* [LISTING]:

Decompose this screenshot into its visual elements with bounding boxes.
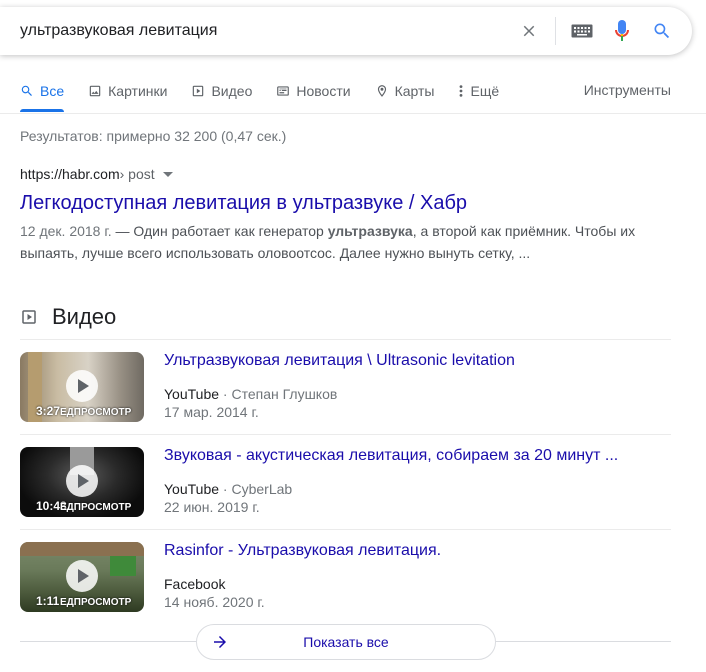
search-icon (654, 23, 670, 39)
news-icon (277, 86, 290, 96)
result-path: › post (119, 166, 155, 182)
play-icon (66, 465, 98, 497)
video-author: Степан Глушков (231, 386, 338, 402)
play-icon (66, 560, 98, 592)
preview-label: ЕДПРОСМОТР (60, 597, 132, 608)
tools-button[interactable]: Инструменты (584, 82, 671, 98)
tab-label: Видео (211, 83, 253, 99)
video-date: 22 июн. 2019 г. (164, 499, 260, 515)
result-date: 12 дек. 2018 г. (20, 223, 112, 239)
clear-search-button[interactable] (509, 11, 549, 51)
tab-all[interactable]: Все (20, 82, 65, 112)
snippet-text: — Один работает как генератор (111, 223, 328, 239)
video-thumbnail[interactable]: 1:11 ЕДПРОСМОТР (20, 542, 144, 612)
search-icon (21, 85, 32, 96)
tab-video[interactable]: Видео (191, 82, 252, 100)
tab-more[interactable]: Ещё (458, 82, 499, 100)
show-all-button[interactable]: Показать все (196, 624, 496, 660)
show-all-label: Показать все (303, 634, 389, 650)
video-source-line: YouTube · Степан Глушков (164, 386, 338, 402)
video-info: Ультразвуковая левитация \ Ultrasonic le… (164, 352, 671, 420)
video-duration: 3:27 (36, 404, 61, 418)
keyboard-button[interactable] (562, 11, 602, 51)
result-title-link[interactable]: Легкодоступная левитация в ультразвуке /… (20, 190, 640, 216)
video-item[interactable]: 1:11 ЕДПРОСМОТР Rasinfor - Ультразвукова… (20, 530, 671, 625)
video-info: Звуковая - акустическая левитация, собир… (164, 447, 671, 515)
close-icon (523, 25, 535, 37)
tab-maps[interactable]: Карты (375, 82, 435, 100)
video-author: CyberLab (231, 481, 293, 497)
video-title-link[interactable]: Rasinfor - Ультразвуковая левитация. (164, 542, 671, 560)
search-tabs: Все Картинки Видео Новости Карты Ещё Инс… (20, 82, 671, 114)
tab-label: Карты (394, 83, 435, 99)
result-domain: https://habr.com (20, 166, 120, 182)
video-list: 3:27 ЕДПРОСМОТР Ультразвуковая левитация… (20, 339, 671, 625)
searchbox-divider (555, 17, 556, 45)
result-stats: Результатов: примерно 32 200 (0,47 сек.) (20, 128, 287, 144)
video-source-line: Facebook (164, 576, 671, 592)
video-title-link[interactable]: Ультразвуковая левитация \ Ultrasonic le… (164, 352, 671, 370)
video-source: YouTube (164, 481, 220, 497)
play-icon (66, 370, 98, 402)
video-icon (193, 85, 204, 97)
search-result: https://habr.com › post Легкодоступная л… (20, 166, 640, 264)
video-source: Facebook (164, 576, 226, 592)
video-source-line: YouTube · CyberLab (164, 481, 293, 497)
voice-search-button[interactable] (602, 11, 642, 51)
tab-label: Ещё (470, 83, 500, 99)
snippet-bold: ультразвука (327, 223, 413, 239)
tab-label: Все (40, 83, 65, 99)
video-section-title: Видео (52, 304, 117, 329)
arrow-right-icon (214, 636, 226, 648)
keyboard-icon (571, 24, 593, 38)
video-title-link[interactable]: Звуковая - акустическая левитация, собир… (164, 447, 671, 465)
tab-images[interactable]: Картинки (88, 82, 167, 100)
video-duration: 1:11 (36, 594, 60, 608)
tabs-divider (0, 113, 706, 114)
video-info: Rasinfor - Ультразвуковая левитация. Fac… (164, 542, 671, 610)
result-snippet: 12 дек. 2018 г. — Один работает как гене… (20, 220, 640, 264)
search-input[interactable]: ультразвуковая левитация (0, 22, 509, 40)
result-cite: https://habr.com › post (20, 166, 640, 182)
tab-label: Новости (296, 83, 351, 99)
video-icon (22, 310, 36, 324)
microphone-icon (615, 20, 629, 41)
video-section-header: Видео (20, 304, 116, 330)
image-icon (89, 85, 101, 97)
caret-down-icon[interactable] (162, 171, 173, 177)
preview-label: ЕДПРОСМОТР (60, 407, 132, 418)
map-pin-icon (377, 85, 386, 97)
video-thumbnail[interactable]: 3:27 ЕДПРОСМОТР (20, 352, 144, 422)
video-thumbnail[interactable]: 10:43 ЕДПРОСМОТР (20, 447, 144, 517)
tab-news[interactable]: Новости (276, 82, 351, 100)
more-vert-icon (460, 85, 463, 97)
video-item[interactable]: 3:27 ЕДПРОСМОТР Ультразвуковая левитация… (20, 340, 671, 435)
video-date: 17 мар. 2014 г. (164, 404, 259, 420)
tab-label: Картинки (108, 83, 168, 99)
video-item[interactable]: 10:43 ЕДПРОСМОТР Звуковая - акустическая… (20, 435, 671, 530)
search-button[interactable] (642, 11, 682, 51)
video-date: 14 нояб. 2020 г. (164, 594, 265, 610)
search-box[interactable]: ультразвуковая левитация (0, 7, 692, 55)
video-source: YouTube (164, 386, 220, 402)
preview-label: ЕДПРОСМОТР (60, 502, 132, 513)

* [THE TASK]:
Copy the rows word for word, starting at the line that contains "search-icon (654, 23, 670, 39)" and ending at the line that contains "show-all-button[interactable]: Показать все", with both of those lines included.

* [ANSWER IN FULL]:
search-icon (654, 23, 670, 39)
news-icon (277, 86, 290, 96)
result-path: › post (119, 166, 155, 182)
play-icon (66, 465, 98, 497)
video-author: Степан Глушков (231, 386, 338, 402)
play-icon (66, 560, 98, 592)
preview-label: ЕДПРОСМОТР (60, 597, 132, 608)
tools-button[interactable]: Инструменты (584, 82, 671, 98)
tab-label: Видео (211, 83, 253, 99)
video-date: 22 июн. 2019 г. (164, 499, 260, 515)
result-date: 12 дек. 2018 г. (20, 223, 112, 239)
clear-search-button[interactable] (509, 11, 549, 51)
tab-all[interactable]: Все (20, 82, 65, 112)
snippet-text: — Один работает как генератор (111, 223, 328, 239)
video-thumbnail[interactable]: 1:11 ЕДПРОСМОТР (20, 542, 144, 612)
search-icon (21, 85, 32, 96)
tab-video[interactable]: Видео (191, 82, 252, 100)
tab-more[interactable]: Ещё (458, 82, 499, 100)
show-all-button[interactable]: Показать все (196, 624, 496, 660)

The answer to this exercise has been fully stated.